++++ MATERIAL SHOWN
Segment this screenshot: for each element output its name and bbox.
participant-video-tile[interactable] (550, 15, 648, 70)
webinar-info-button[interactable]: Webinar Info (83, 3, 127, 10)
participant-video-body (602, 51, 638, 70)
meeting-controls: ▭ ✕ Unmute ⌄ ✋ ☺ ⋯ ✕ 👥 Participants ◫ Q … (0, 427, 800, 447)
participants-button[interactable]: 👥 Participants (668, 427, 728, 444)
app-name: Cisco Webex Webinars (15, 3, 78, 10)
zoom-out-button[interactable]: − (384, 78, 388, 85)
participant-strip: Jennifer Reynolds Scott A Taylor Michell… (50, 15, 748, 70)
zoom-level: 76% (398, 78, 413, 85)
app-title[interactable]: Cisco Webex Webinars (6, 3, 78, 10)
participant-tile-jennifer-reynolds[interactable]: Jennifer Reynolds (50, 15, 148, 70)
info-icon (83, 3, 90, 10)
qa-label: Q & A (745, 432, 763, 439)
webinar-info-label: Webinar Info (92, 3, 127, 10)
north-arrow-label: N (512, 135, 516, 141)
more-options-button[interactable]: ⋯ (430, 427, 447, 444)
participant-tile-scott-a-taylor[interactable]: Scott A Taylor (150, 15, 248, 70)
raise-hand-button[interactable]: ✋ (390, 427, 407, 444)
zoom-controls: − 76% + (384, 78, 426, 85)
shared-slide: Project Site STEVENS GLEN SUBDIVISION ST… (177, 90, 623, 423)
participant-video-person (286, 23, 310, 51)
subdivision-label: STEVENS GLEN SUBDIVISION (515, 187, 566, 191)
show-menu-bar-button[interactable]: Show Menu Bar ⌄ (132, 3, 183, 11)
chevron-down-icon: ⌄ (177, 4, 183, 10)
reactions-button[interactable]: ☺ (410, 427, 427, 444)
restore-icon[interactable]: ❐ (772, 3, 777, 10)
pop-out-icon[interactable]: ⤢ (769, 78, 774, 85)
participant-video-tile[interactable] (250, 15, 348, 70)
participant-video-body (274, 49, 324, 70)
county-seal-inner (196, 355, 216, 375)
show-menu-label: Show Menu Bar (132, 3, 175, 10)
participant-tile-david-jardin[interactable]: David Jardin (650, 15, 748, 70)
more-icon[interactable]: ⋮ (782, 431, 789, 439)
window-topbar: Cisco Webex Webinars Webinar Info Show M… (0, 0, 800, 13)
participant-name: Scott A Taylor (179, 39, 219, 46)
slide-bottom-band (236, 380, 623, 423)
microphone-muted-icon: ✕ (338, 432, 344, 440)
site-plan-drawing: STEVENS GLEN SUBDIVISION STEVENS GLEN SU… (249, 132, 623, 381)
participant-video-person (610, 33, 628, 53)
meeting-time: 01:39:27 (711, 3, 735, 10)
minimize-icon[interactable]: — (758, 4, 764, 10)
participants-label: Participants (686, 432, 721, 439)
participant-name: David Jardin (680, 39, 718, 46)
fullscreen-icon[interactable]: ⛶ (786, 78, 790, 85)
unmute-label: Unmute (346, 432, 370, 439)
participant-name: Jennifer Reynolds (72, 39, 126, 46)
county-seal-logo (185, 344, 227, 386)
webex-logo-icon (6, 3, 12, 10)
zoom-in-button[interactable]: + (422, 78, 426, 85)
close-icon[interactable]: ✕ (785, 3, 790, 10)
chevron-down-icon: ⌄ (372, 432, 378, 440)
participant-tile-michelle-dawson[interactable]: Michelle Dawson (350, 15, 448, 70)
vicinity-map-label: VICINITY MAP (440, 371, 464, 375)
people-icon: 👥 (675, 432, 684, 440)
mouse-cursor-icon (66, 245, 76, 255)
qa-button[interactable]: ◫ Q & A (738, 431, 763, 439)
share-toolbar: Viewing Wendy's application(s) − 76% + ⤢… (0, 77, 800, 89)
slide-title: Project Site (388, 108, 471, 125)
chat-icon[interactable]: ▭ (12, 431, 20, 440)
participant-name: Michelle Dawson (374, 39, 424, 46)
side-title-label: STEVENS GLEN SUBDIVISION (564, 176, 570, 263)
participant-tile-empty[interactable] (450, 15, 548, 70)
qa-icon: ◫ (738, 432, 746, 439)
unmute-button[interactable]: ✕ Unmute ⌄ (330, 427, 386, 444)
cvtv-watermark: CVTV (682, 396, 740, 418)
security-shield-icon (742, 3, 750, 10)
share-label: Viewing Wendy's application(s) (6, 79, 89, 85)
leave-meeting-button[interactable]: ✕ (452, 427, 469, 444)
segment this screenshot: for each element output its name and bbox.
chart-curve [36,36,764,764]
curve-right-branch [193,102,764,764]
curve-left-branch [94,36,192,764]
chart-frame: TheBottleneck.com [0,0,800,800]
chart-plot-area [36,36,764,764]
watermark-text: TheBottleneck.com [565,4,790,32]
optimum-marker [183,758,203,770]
++++++++
TASK DIRECTIONS - Repeat the records above with "Cisco Webex Webinars" changed to "Webex Events" wherever it appears, and keep everything else the same.

EXPECTED ANSWER -
Segment this screenshot: for each element output its name and bbox.
participant-video-tile[interactable] (550, 15, 648, 70)
webinar-info-button[interactable]: Webinar Info (83, 3, 127, 10)
participant-video-body (602, 51, 638, 70)
meeting-controls: ▭ ✕ Unmute ⌄ ✋ ☺ ⋯ ✕ 👥 Participants ◫ Q … (0, 427, 800, 447)
participants-button[interactable]: 👥 Participants (668, 427, 728, 444)
app-name: Webex Events (15, 3, 78, 10)
zoom-out-button[interactable]: − (384, 78, 388, 85)
participant-strip: Jennifer Reynolds Scott A Taylor Michell… (50, 15, 748, 70)
zoom-level: 76% (398, 78, 413, 85)
app-title[interactable]: Webex Events (6, 3, 78, 10)
participant-tile-jennifer-reynolds[interactable]: Jennifer Reynolds (50, 15, 148, 70)
info-icon (83, 3, 90, 10)
qa-label: Q & A (745, 432, 763, 439)
webinar-info-label: Webinar Info (92, 3, 127, 10)
north-arrow-label: N (512, 135, 516, 141)
more-options-button[interactable]: ⋯ (430, 427, 447, 444)
participant-tile-scott-a-taylor[interactable]: Scott A Taylor (150, 15, 248, 70)
raise-hand-button[interactable]: ✋ (390, 427, 407, 444)
zoom-controls: − 76% + (384, 78, 426, 85)
shared-slide: Project Site STEVENS GLEN SUBDIVISION ST… (177, 90, 623, 423)
participant-video-person (286, 23, 310, 51)
subdivision-label: STEVENS GLEN SUBDIVISION (515, 187, 566, 191)
show-menu-bar-button[interactable]: Show Menu Bar ⌄ (132, 3, 183, 11)
chevron-down-icon: ⌄ (177, 4, 183, 10)
reactions-button[interactable]: ☺ (410, 427, 427, 444)
restore-icon[interactable]: ❐ (772, 3, 777, 10)
pop-out-icon[interactable]: ⤢ (769, 78, 774, 85)
participant-video-tile[interactable] (250, 15, 348, 70)
participant-video-body (274, 49, 324, 70)
county-seal-inner (196, 355, 216, 375)
show-menu-label: Show Menu Bar (132, 3, 175, 10)
participant-tile-david-jardin[interactable]: David Jardin (650, 15, 748, 70)
more-icon[interactable]: ⋮ (782, 431, 789, 439)
window-topbar: Webex Events Webinar Info Show M… (0, 0, 800, 13)
participant-name: Scott A Taylor (179, 39, 219, 46)
slide-bottom-band (236, 380, 623, 423)
microphone-muted-icon: ✕ (338, 432, 344, 440)
site-plan-drawing: STEVENS GLEN SUBDIVISION STEVENS GLEN SU… (249, 132, 623, 381)
participant-video-person (610, 33, 628, 53)
meeting-time: 01:39:27 (711, 3, 735, 10)
minimize-icon[interactable]: — (758, 4, 764, 10)
participants-label: Participants (686, 432, 721, 439)
participant-name: David Jardin (680, 39, 718, 46)
fullscreen-icon[interactable]: ⛶ (786, 78, 790, 85)
unmute-label: Unmute (346, 432, 370, 439)
participant-name: Jennifer Reynolds (72, 39, 126, 46)
county-seal-logo (185, 344, 227, 386)
webex-logo-icon (6, 3, 12, 10)
zoom-in-button[interactable]: + (422, 78, 426, 85)
close-icon[interactable]: ✕ (785, 3, 790, 10)
chevron-down-icon: ⌄ (372, 432, 378, 440)
participant-tile-michelle-dawson[interactable]: Michelle Dawson (350, 15, 448, 70)
vicinity-map-label: VICINITY MAP (440, 371, 464, 375)
people-icon: 👥 (675, 432, 684, 440)
mouse-cursor-icon (66, 245, 76, 255)
qa-button[interactable]: ◫ Q & A (738, 431, 763, 439)
share-toolbar: Viewing Wendy's application(s) − 76% + ⤢… (0, 77, 800, 89)
slide-title: Project Site (388, 108, 471, 125)
chat-icon[interactable]: ▭ (12, 431, 20, 440)
participant-name: Michelle Dawson (374, 39, 424, 46)
side-title-label: STEVENS GLEN SUBDIVISION (564, 176, 570, 263)
participant-tile-empty[interactable] (450, 15, 548, 70)
qa-icon: ◫ (738, 432, 746, 439)
unmute-button[interactable]: ✕ Unmute ⌄ (330, 427, 386, 444)
cvtv-watermark: CVTV (682, 396, 740, 418)
security-shield-icon (742, 3, 750, 10)
share-label: Viewing Wendy's application(s) (6, 79, 89, 85)
leave-meeting-button[interactable]: ✕ (452, 427, 469, 444)
segment this screenshot: for each element output its name and bbox.
chart-curve [36,36,764,764]
curve-right-branch [193,102,764,764]
curve-left-branch [94,36,192,764]
chart-frame: TheBottleneck.com [0,0,800,800]
chart-plot-area [36,36,764,764]
watermark-text: TheBottleneck.com [565,4,790,32]
optimum-marker [183,758,203,770]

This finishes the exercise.